### [YOUR INSTRUCTIONS]
Reproduce the data exactly.
*-*-*
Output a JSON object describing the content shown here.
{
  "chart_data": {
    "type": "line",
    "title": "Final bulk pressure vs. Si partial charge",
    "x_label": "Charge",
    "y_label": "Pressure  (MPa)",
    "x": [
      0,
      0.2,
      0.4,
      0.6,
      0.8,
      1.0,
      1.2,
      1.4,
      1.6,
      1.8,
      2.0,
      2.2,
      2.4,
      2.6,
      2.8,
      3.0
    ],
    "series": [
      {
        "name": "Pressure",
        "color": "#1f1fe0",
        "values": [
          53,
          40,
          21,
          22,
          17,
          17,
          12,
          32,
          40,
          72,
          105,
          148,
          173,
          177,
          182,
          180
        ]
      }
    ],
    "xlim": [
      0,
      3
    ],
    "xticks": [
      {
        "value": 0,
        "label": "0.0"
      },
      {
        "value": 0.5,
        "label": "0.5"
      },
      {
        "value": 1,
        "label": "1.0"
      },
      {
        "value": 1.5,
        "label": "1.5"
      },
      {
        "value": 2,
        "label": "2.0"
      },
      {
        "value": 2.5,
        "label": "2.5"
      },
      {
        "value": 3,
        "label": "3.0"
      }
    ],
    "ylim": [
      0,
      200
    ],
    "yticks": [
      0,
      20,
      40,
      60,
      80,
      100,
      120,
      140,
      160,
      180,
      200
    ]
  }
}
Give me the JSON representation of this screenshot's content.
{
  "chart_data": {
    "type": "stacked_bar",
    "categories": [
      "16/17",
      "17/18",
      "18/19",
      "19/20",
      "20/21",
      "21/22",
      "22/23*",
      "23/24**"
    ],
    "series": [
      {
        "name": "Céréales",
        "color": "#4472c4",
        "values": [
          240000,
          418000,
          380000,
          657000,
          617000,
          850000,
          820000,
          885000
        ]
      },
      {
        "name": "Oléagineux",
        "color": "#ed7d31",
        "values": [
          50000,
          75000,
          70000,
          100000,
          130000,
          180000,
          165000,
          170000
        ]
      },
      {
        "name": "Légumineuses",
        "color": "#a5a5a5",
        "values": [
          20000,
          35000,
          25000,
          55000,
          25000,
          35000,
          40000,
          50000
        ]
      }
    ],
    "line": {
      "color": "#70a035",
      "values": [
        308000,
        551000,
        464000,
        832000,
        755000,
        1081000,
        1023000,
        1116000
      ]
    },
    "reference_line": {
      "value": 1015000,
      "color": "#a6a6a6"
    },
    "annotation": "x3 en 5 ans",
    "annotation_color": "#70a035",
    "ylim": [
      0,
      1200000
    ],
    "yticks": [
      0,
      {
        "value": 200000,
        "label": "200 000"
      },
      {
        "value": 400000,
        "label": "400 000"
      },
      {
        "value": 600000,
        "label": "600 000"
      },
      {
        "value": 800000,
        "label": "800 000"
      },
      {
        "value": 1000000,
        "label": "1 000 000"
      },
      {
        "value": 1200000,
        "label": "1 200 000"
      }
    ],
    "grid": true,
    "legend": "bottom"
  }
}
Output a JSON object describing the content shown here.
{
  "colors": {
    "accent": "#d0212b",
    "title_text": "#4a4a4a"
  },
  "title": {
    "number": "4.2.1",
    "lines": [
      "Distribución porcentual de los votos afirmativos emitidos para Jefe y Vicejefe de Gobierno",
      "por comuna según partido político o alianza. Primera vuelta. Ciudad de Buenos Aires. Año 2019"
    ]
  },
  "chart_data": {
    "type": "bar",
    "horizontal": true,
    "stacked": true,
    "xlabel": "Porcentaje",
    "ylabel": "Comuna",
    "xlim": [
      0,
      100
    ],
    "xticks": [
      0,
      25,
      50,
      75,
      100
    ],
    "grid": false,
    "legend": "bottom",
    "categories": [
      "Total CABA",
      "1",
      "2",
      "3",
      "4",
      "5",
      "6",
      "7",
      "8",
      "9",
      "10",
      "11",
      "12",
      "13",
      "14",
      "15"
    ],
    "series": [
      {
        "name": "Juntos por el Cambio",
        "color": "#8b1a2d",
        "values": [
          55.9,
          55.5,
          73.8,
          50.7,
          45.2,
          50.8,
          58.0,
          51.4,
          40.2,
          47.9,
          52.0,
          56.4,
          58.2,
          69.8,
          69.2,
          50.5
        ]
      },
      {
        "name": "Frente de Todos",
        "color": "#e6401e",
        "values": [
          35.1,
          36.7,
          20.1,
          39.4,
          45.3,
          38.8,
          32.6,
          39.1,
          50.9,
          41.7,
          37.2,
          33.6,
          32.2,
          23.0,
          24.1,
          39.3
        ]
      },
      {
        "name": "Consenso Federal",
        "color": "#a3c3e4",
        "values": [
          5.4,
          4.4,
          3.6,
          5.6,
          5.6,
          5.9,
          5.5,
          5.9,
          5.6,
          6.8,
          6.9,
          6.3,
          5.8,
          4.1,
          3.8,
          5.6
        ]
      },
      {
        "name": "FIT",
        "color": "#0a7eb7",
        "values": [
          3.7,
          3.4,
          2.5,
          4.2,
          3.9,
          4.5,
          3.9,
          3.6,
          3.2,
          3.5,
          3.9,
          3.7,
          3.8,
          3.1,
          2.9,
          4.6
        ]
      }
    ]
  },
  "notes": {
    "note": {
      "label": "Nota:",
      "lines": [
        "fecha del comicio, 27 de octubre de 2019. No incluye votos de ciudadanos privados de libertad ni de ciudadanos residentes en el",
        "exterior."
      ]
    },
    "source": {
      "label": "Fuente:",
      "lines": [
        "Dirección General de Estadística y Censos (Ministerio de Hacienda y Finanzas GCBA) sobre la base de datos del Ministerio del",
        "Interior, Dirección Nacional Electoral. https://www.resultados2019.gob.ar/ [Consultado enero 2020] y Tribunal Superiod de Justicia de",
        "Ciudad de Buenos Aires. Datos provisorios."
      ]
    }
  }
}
*-*-*
### [TASK RESULT]
Output a JSON object describing the content shown here.
{
  "chart_data": {
    "type": "line",
    "title": "Final bulk pressure vs. Si partial charge",
    "x_label": "Charge",
    "y_label": "Pressure  (MPa)",
    "x": [
      0,
      0.2,
      0.4,
      0.6,
      0.8,
      1.0,
      1.2,
      1.4,
      1.6,
      1.8,
      2.0,
      2.2,
      2.4,
      2.6,
      2.8,
      3.0
    ],
    "series": [
      {
        "name": "Pressure",
        "color": "#1f1fe0",
        "values": [
          53,
          40,
          21,
          22,
          17,
          17,
          12,
          32,
          40,
          72,
          105,
          148,
          173,
          177,
          182,
          180
        ]
      }
    ],
    "xlim": [
      0,
      3
    ],
    "xticks": [
      {
        "value": 0,
        "label": "0.0"
      },
      {
        "value": 0.5,
        "label": "0.5"
      },
      {
        "value": 1,
        "label": "1.0"
      },
      {
        "value": 1.5,
        "label": "1.5"
      },
      {
        "value": 2,
        "label": "2.0"
      },
      {
        "value": 2.5,
        "label": "2.5"
      },
      {
        "value": 3,
        "label": "3.0"
      }
    ],
    "ylim": [
      0,
      200
    ],
    "yticks": [
      0,
      20,
      40,
      60,
      80,
      100,
      120,
      140,
      160,
      180,
      200
    ]
  }
}
Give me the JSON representation of this screenshot's content.
{
  "chart_data": {
    "type": "stacked_bar",
    "categories": [
      "16/17",
      "17/18",
      "18/19",
      "19/20",
      "20/21",
      "21/22",
      "22/23*",
      "23/24**"
    ],
    "series": [
      {
        "name": "Céréales",
        "color": "#4472c4",
        "values": [
          240000,
          418000,
          380000,
          657000,
          617000,
          850000,
          820000,
          885000
        ]
      },
      {
        "name": "Oléagineux",
        "color": "#ed7d31",
        "values": [
          50000,
          75000,
          70000,
          100000,
          130000,
          180000,
          165000,
          170000
        ]
      },
      {
        "name": "Légumineuses",
        "color": "#a5a5a5",
        "values": [
          20000,
          35000,
          25000,
          55000,
          25000,
          35000,
          40000,
          50000
        ]
      }
    ],
    "line": {
      "color": "#70a035",
      "values": [
        308000,
        551000,
        464000,
        832000,
        755000,
        1081000,
        1023000,
        1116000
      ]
    },
    "reference_line": {
      "value": 1015000,
      "color": "#a6a6a6"
    },
    "annotation": "x3 en 5 ans",
    "annotation_color": "#70a035",
    "ylim": [
      0,
      1200000
    ],
    "yticks": [
      0,
      {
        "value": 200000,
        "label": "200 000"
      },
      {
        "value": 400000,
        "label": "400 000"
      },
      {
        "value": 600000,
        "label": "600 000"
      },
      {
        "value": 800000,
        "label": "800 000"
      },
      {
        "value": 1000000,
        "label": "1 000 000"
      },
      {
        "value": 1200000,
        "label": "1 200 000"
      }
    ],
    "grid": true,
    "legend": "bottom"
  }
}
Output a JSON object describing the content shown here.
{
  "colors": {
    "accent": "#d0212b",
    "title_text": "#4a4a4a"
  },
  "title": {
    "number": "4.2.1",
    "lines": [
      "Distribución porcentual de los votos afirmativos emitidos para Jefe y Vicejefe de Gobierno",
      "por comuna según partido político o alianza. Primera vuelta. Ciudad de Buenos Aires. Año 2019"
    ]
  },
  "chart_data": {
    "type": "bar",
    "horizontal": true,
    "stacked": true,
    "xlabel": "Porcentaje",
    "ylabel": "Comuna",
    "xlim": [
      0,
      100
    ],
    "xticks": [
      0,
      25,
      50,
      75,
      100
    ],
    "grid": false,
    "legend": "bottom",
    "categories": [
      "Total CABA",
      "1",
      "2",
      "3",
      "4",
      "5",
      "6",
      "7",
      "8",
      "9",
      "10",
      "11",
      "12",
      "13",
      "14",
      "15"
    ],
    "series": [
      {
        "name": "Juntos por el Cambio",
        "color": "#8b1a2d",
        "values": [
          55.9,
          55.5,
          73.8,
          50.7,
          45.2,
          50.8,
          58.0,
          51.4,
          40.2,
          47.9,
          52.0,
          56.4,
          58.2,
          69.8,
          69.2,
          50.5
        ]
      },
      {
        "name": "Frente de Todos",
        "color": "#e6401e",
        "values": [
          35.1,
          36.7,
          20.1,
          39.4,
          45.3,
          38.8,
          32.6,
          39.1,
          50.9,
          41.7,
          37.2,
          33.6,
          32.2,
          23.0,
          24.1,
          39.3
        ]
      },
      {
        "name": "Consenso Federal",
        "color": "#a3c3e4",
        "values": [
          5.4,
          4.4,
          3.6,
          5.6,
          5.6,
          5.9,
          5.5,
          5.9,
          5.6,
          6.8,
          6.9,
          6.3,
          5.8,
          4.1,
          3.8,
          5.6
        ]
      },
      {
        "name": "FIT",
        "color": "#0a7eb7",
        "values": [
          3.7,
          3.4,
          2.5,
          4.2,
          3.9,
          4.5,
          3.9,
          3.6,
          3.2,
          3.5,
          3.9,
          3.7,
          3.8,
          3.1,
          2.9,
          4.6
        ]
      }
    ]
  },
  "notes": {
    "note": {
      "label": "Nota:",
      "lines": [
        "fecha del comicio, 27 de octubre de 2019. No incluye votos de ciudadanos privados de libertad ni de ciudadanos residentes en el",
        "exterior."
      ]
    },
    "source": {
      "label": "Fuente:",
      "lines": [
        "Dirección General de Estadística y Censos (Ministerio de Hacienda y Finanzas GCBA) sobre la base de datos del Ministerio del",
        "Interior, Dirección Nacional Electoral. https://www.resultados2019.gob.ar/ [Consultado enero 2020] y Tribunal Superiod de Justicia de",
        "Ciudad de Buenos Aires. Datos provisorios."
      ]
    }
  }
}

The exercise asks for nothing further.